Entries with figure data
-*-*-

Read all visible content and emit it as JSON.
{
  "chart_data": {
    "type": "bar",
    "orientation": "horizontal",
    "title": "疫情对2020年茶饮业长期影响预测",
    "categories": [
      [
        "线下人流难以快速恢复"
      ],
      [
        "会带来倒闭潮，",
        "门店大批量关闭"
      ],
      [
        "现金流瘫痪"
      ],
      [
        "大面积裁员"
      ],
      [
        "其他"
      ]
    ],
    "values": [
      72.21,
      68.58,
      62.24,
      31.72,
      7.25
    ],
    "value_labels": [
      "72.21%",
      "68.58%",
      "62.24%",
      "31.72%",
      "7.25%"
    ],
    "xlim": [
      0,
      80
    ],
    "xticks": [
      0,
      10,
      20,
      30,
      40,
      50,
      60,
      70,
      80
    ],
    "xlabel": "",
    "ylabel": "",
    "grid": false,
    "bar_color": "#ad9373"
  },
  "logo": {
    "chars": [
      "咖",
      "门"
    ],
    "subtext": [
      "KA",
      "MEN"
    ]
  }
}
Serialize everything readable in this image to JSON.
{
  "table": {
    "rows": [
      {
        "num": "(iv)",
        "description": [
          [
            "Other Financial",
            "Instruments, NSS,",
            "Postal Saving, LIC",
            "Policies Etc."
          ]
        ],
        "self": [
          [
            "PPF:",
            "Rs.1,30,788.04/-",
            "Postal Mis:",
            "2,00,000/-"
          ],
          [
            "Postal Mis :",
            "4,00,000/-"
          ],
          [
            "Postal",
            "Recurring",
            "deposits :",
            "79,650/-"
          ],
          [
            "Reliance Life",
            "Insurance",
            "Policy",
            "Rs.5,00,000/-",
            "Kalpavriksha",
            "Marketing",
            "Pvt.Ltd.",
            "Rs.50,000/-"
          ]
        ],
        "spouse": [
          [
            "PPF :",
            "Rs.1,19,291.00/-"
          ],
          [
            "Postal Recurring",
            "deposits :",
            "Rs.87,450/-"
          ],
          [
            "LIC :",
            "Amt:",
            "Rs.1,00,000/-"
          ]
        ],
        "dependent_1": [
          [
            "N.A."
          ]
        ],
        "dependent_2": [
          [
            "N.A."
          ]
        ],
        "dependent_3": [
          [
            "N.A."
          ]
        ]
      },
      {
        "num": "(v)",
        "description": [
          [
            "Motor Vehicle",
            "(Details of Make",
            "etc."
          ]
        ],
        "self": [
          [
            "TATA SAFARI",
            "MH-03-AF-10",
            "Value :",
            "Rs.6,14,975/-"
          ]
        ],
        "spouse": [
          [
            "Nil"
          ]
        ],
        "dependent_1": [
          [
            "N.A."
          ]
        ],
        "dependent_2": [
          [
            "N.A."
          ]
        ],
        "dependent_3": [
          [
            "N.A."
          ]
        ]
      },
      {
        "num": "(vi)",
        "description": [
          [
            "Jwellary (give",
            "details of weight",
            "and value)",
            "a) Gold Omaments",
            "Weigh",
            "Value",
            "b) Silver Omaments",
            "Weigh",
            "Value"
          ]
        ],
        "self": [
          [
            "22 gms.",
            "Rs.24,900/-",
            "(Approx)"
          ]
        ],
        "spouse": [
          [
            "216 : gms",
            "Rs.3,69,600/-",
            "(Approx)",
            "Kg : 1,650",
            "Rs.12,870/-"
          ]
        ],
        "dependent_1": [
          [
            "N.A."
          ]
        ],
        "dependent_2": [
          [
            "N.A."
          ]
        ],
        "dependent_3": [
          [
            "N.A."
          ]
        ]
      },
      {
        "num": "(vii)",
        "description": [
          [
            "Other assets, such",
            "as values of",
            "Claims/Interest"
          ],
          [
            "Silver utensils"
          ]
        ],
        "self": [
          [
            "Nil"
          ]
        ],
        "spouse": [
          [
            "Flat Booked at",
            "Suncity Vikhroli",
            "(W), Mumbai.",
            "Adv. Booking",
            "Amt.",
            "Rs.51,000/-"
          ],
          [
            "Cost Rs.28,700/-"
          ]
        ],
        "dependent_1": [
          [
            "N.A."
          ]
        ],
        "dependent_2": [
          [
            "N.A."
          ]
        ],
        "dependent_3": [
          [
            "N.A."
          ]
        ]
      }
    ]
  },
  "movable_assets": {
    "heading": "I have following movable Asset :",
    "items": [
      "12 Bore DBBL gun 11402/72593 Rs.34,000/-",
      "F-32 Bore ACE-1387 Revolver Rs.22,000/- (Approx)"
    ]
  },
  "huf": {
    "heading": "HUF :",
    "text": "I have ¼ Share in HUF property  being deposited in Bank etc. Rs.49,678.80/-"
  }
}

-*-*-

**OBJECTIVE:**
Count every line in the listing above that holds "JSON", then report only the count.

**WRITTEN ANSWER:**
2